▶ _Requirement_:
Across the data below, how many lines have the word "true" in them? Respond with the number alone.

▶ _Supplied material_:

# # # # #

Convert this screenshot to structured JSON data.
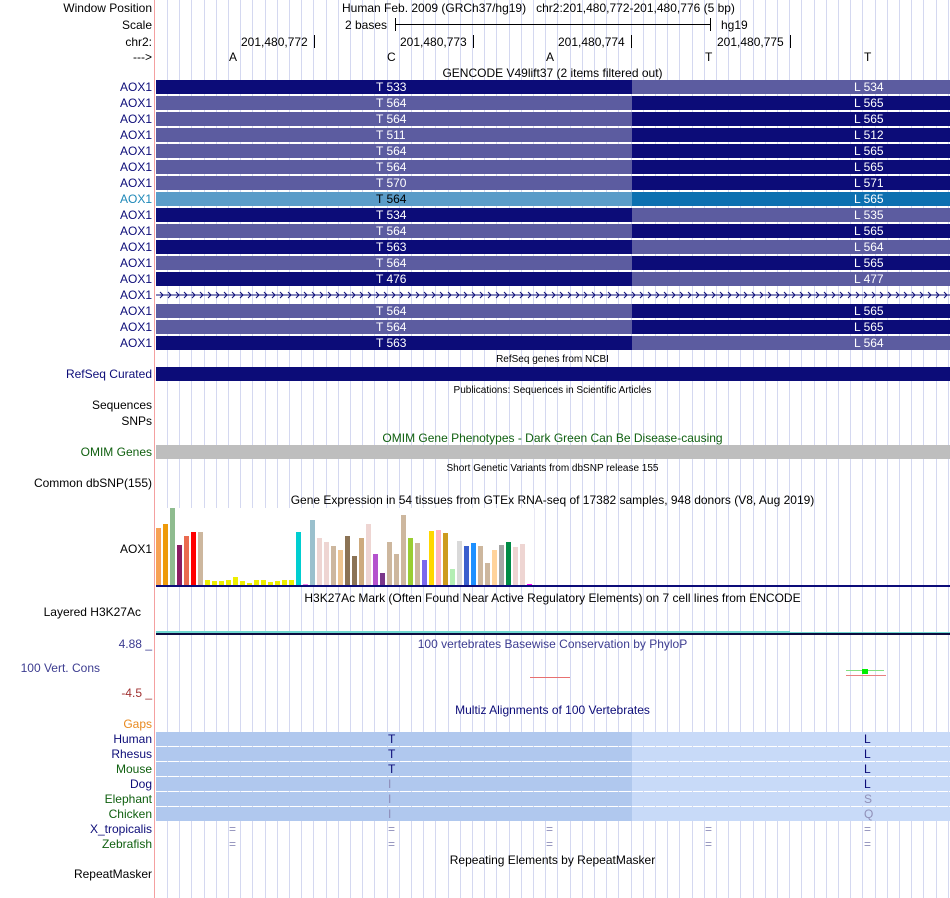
{
  "header": {
    "window_position_label": "Window Position",
    "scale_label": "Scale",
    "chrom_label": "chr2:",
    "strand_label": "--->",
    "assembly_title": "Human Feb. 2009 (GRCh37/hg19)   chr2:201,480,772-201,480,776 (5 bp)",
    "scale_text": "2 bases",
    "scale_assembly": "hg19",
    "positions": [
      "201,480,772",
      "201,480,773",
      "201,480,774",
      "201,480,775"
    ],
    "bases": [
      "A",
      "C",
      "A",
      "T",
      "T"
    ]
  },
  "gencode": {
    "title": "GENCODE V49lift37 (2 items filtered out)",
    "colors": {
      "dark": "#0c0c78",
      "light": "#5c5ca0",
      "highlight_light": "#5b9cc8",
      "highlight_dark": "#0c70b0"
    },
    "rows": [
      {
        "label": "AOX1",
        "left": "T 533",
        "right": "L 534",
        "left_shade": "dark",
        "right_shade": "light"
      },
      {
        "label": "AOX1",
        "left": "T 564",
        "right": "L 565",
        "left_shade": "light",
        "right_shade": "dark"
      },
      {
        "label": "AOX1",
        "left": "T 564",
        "right": "L 565",
        "left_shade": "light",
        "right_shade": "dark"
      },
      {
        "label": "AOX1",
        "left": "T 511",
        "right": "L 512",
        "left_shade": "light",
        "right_shade": "dark"
      },
      {
        "label": "AOX1",
        "left": "T 564",
        "right": "L 565",
        "left_shade": "light",
        "right_shade": "dark"
      },
      {
        "label": "AOX1",
        "left": "T 564",
        "right": "L 565",
        "left_shade": "light",
        "right_shade": "dark"
      },
      {
        "label": "AOX1",
        "left": "T 570",
        "right": "L 571",
        "left_shade": "light",
        "right_shade": "dark"
      },
      {
        "label": "AOX1",
        "left": "T 564",
        "right": "L 565",
        "left_shade": "highlight_light",
        "right_shade": "highlight_dark",
        "highlighted": true
      },
      {
        "label": "AOX1",
        "left": "T 534",
        "right": "L 535",
        "left_shade": "dark",
        "right_shade": "light"
      },
      {
        "label": "AOX1",
        "left": "T 564",
        "right": "L 565",
        "left_shade": "light",
        "right_shade": "dark"
      },
      {
        "label": "AOX1",
        "left": "T 563",
        "right": "L 564",
        "left_shade": "dark",
        "right_shade": "light"
      },
      {
        "label": "AOX1",
        "left": "T 564",
        "right": "L 565",
        "left_shade": "light",
        "right_shade": "dark"
      },
      {
        "label": "AOX1",
        "left": "T 476",
        "right": "L 477",
        "left_shade": "dark",
        "right_shade": "light"
      },
      {
        "label": "AOX1",
        "intron": true
      },
      {
        "label": "AOX1",
        "left": "T 564",
        "right": "L 565",
        "left_shade": "light",
        "right_shade": "dark"
      },
      {
        "label": "AOX1",
        "left": "T 564",
        "right": "L 565",
        "left_shade": "light",
        "right_shade": "dark"
      },
      {
        "label": "AOX1",
        "left": "T 563",
        "right": "L 564",
        "left_shade": "dark",
        "right_shade": "light"
      }
    ]
  },
  "refseq": {
    "title": "RefSeq genes from NCBI",
    "label": "RefSeq Curated"
  },
  "publications": {
    "title": "Publications: Sequences in Scientific Articles",
    "label_line1": "Sequences",
    "label_line2": "SNPs"
  },
  "omim": {
    "title": "OMIM Gene Phenotypes - Dark Green Can Be Disease-causing",
    "label": "OMIM Genes"
  },
  "dbsnp": {
    "title": "Short Genetic Variants from dbSNP release 155",
    "label": "Common dbSNP(155)"
  },
  "gtex": {
    "title": "Gene Expression in 54 tissues from GTEx RNA-seq of 17382 samples, 948 donors (V8, Aug 2019)",
    "label": "AOX1",
    "bars": [
      {
        "v": 0.74,
        "c": "#f7a155"
      },
      {
        "v": 0.79,
        "c": "#ee9a0a"
      },
      {
        "v": 1.0,
        "c": "#8fbc8f"
      },
      {
        "v": 0.52,
        "c": "#8b1c62"
      },
      {
        "v": 0.64,
        "c": "#ea6b50"
      },
      {
        "v": 0.69,
        "c": "#ff0000"
      },
      {
        "v": 0.69,
        "c": "#cdb79e"
      },
      {
        "v": 0.06,
        "c": "#eeee00"
      },
      {
        "v": 0.05,
        "c": "#eeee00"
      },
      {
        "v": 0.05,
        "c": "#eeee00"
      },
      {
        "v": 0.07,
        "c": "#eeee00"
      },
      {
        "v": 0.11,
        "c": "#eeee00"
      },
      {
        "v": 0.05,
        "c": "#eeee00"
      },
      {
        "v": 0.03,
        "c": "#eeee00"
      },
      {
        "v": 0.07,
        "c": "#eeee00"
      },
      {
        "v": 0.07,
        "c": "#eeee00"
      },
      {
        "v": 0.04,
        "c": "#eeee00"
      },
      {
        "v": 0.05,
        "c": "#eeee00"
      },
      {
        "v": 0.07,
        "c": "#eeee00"
      },
      {
        "v": 0.06,
        "c": "#eeee00"
      },
      {
        "v": 0.69,
        "c": "#00ced1"
      },
      {
        "v": 0.01,
        "c": "#ee82ee"
      },
      {
        "v": 0.84,
        "c": "#9ac0cd"
      },
      {
        "v": 0.61,
        "c": "#eed5d2"
      },
      {
        "v": 0.56,
        "c": "#eed5d2"
      },
      {
        "v": 0.51,
        "c": "#cdb79e"
      },
      {
        "v": 0.46,
        "c": "#eec591"
      },
      {
        "v": 0.63,
        "c": "#8b7355"
      },
      {
        "v": 0.38,
        "c": "#8b7355"
      },
      {
        "v": 0.61,
        "c": "#cdaa7d"
      },
      {
        "v": 0.79,
        "c": "#eed5d2"
      },
      {
        "v": 0.4,
        "c": "#b452cd"
      },
      {
        "v": 0.16,
        "c": "#7a378b"
      },
      {
        "v": 0.56,
        "c": "#cdb79e"
      },
      {
        "v": 0.4,
        "c": "#cdb79e"
      },
      {
        "v": 0.91,
        "c": "#cdb79e"
      },
      {
        "v": 0.61,
        "c": "#9acd32"
      },
      {
        "v": 0.55,
        "c": "#cdb79e"
      },
      {
        "v": 0.33,
        "c": "#7b68ee"
      },
      {
        "v": 0.7,
        "c": "#ffd700"
      },
      {
        "v": 0.71,
        "c": "#ffb6c1"
      },
      {
        "v": 0.68,
        "c": "#cd9b1d"
      },
      {
        "v": 0.21,
        "c": "#b4eeb4"
      },
      {
        "v": 0.57,
        "c": "#d9d9d9"
      },
      {
        "v": 0.5,
        "c": "#3a5fcd"
      },
      {
        "v": 0.54,
        "c": "#1e90ff"
      },
      {
        "v": 0.51,
        "c": "#cdb79e"
      },
      {
        "v": 0.29,
        "c": "#cdb79e"
      },
      {
        "v": 0.45,
        "c": "#ffd39b"
      },
      {
        "v": 0.52,
        "c": "#a6a6a6"
      },
      {
        "v": 0.56,
        "c": "#008b45"
      },
      {
        "v": 0.49,
        "c": "#eed5d2"
      },
      {
        "v": 0.53,
        "c": "#eed5d2"
      },
      {
        "v": 0.01,
        "c": "#ff00ff"
      }
    ]
  },
  "h3k27ac": {
    "title": "H3K27Ac Mark (Often Found Near Active Regulatory Elements) on 7 cell lines from ENCODE",
    "label": "Layered H3K27Ac"
  },
  "phylop": {
    "title": "100 vertebrates Basewise Conservation by PhyloP",
    "label": "100 Vert. Cons",
    "max": "4.88 _",
    "min": "-4.5 _"
  },
  "multiz": {
    "title": "Multiz Alignments of 100 Vertebrates",
    "gaps_label": "Gaps",
    "species": [
      {
        "name": "Human",
        "color": "#0c0c78",
        "left": "T",
        "right": "L",
        "faded": false
      },
      {
        "name": "Rhesus",
        "color": "#0c0c78",
        "left": "T",
        "right": "L",
        "faded": false
      },
      {
        "name": "Mouse",
        "color": "#106010",
        "left": "T",
        "right": "L",
        "faded": false
      },
      {
        "name": "Dog",
        "color": "#0c0c78",
        "left": "I",
        "right": "L",
        "faded_left": true
      },
      {
        "name": "Elephant",
        "color": "#106010",
        "left": "I",
        "right": "S",
        "faded_left": true,
        "faded_right": true
      },
      {
        "name": "Chicken",
        "color": "#106010",
        "left": "I",
        "right": "Q",
        "faded_left": true,
        "faded_right": true
      },
      {
        "name": "X_tropicalis",
        "color": "#0c0c78",
        "gap": "="
      },
      {
        "name": "Zebrafish",
        "color": "#106010",
        "gap": "="
      }
    ]
  },
  "repeatmasker": {
    "title": "Repeating Elements by RepeatMasker",
    "label": "RepeatMasker"
  }
}
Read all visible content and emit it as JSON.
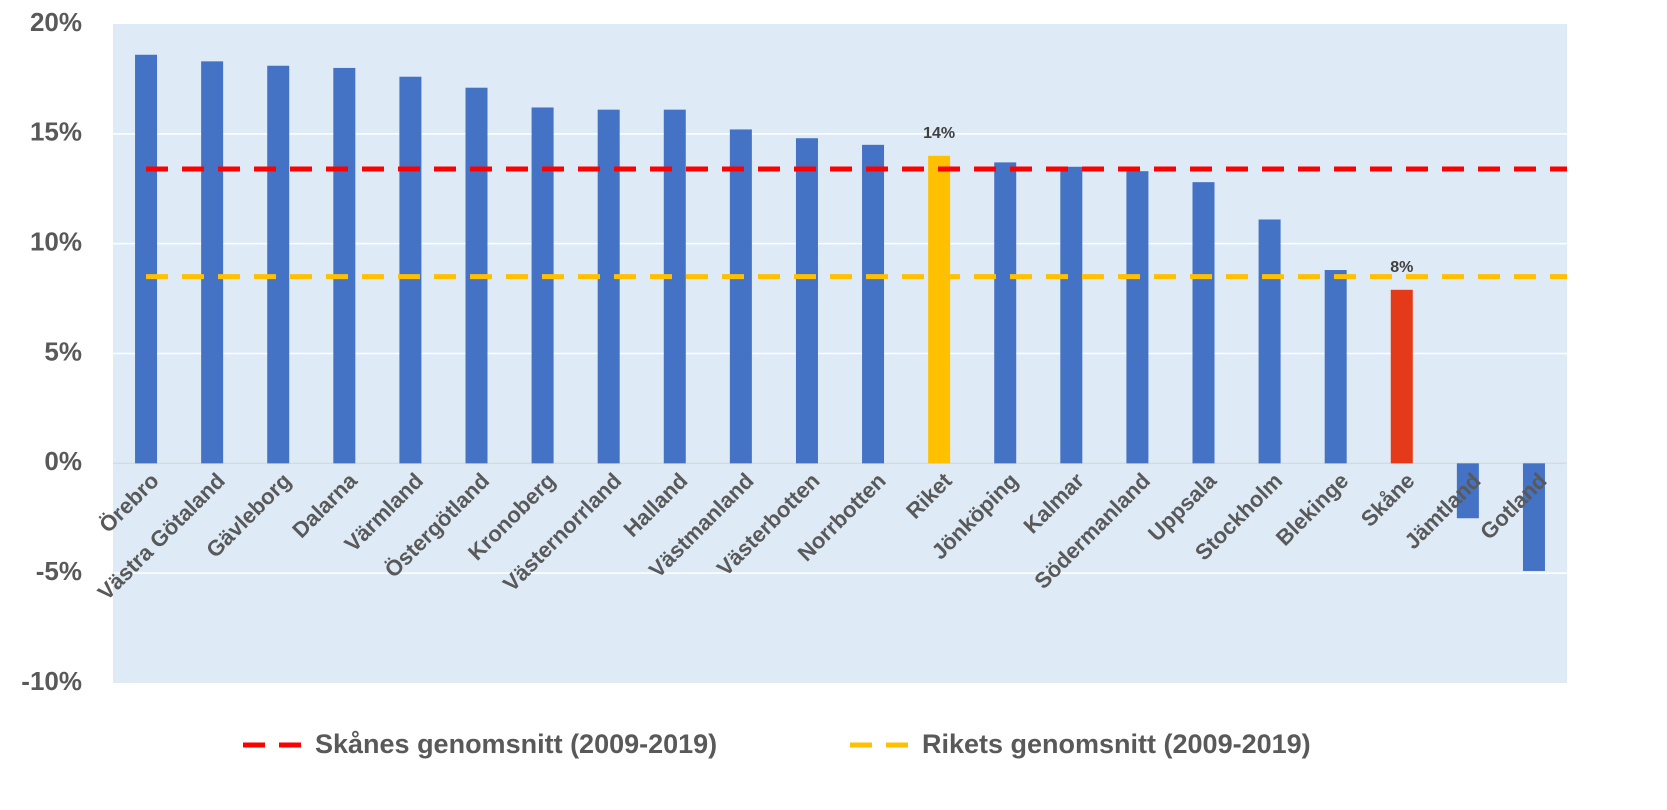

# # # # #

▶ _Result_:
7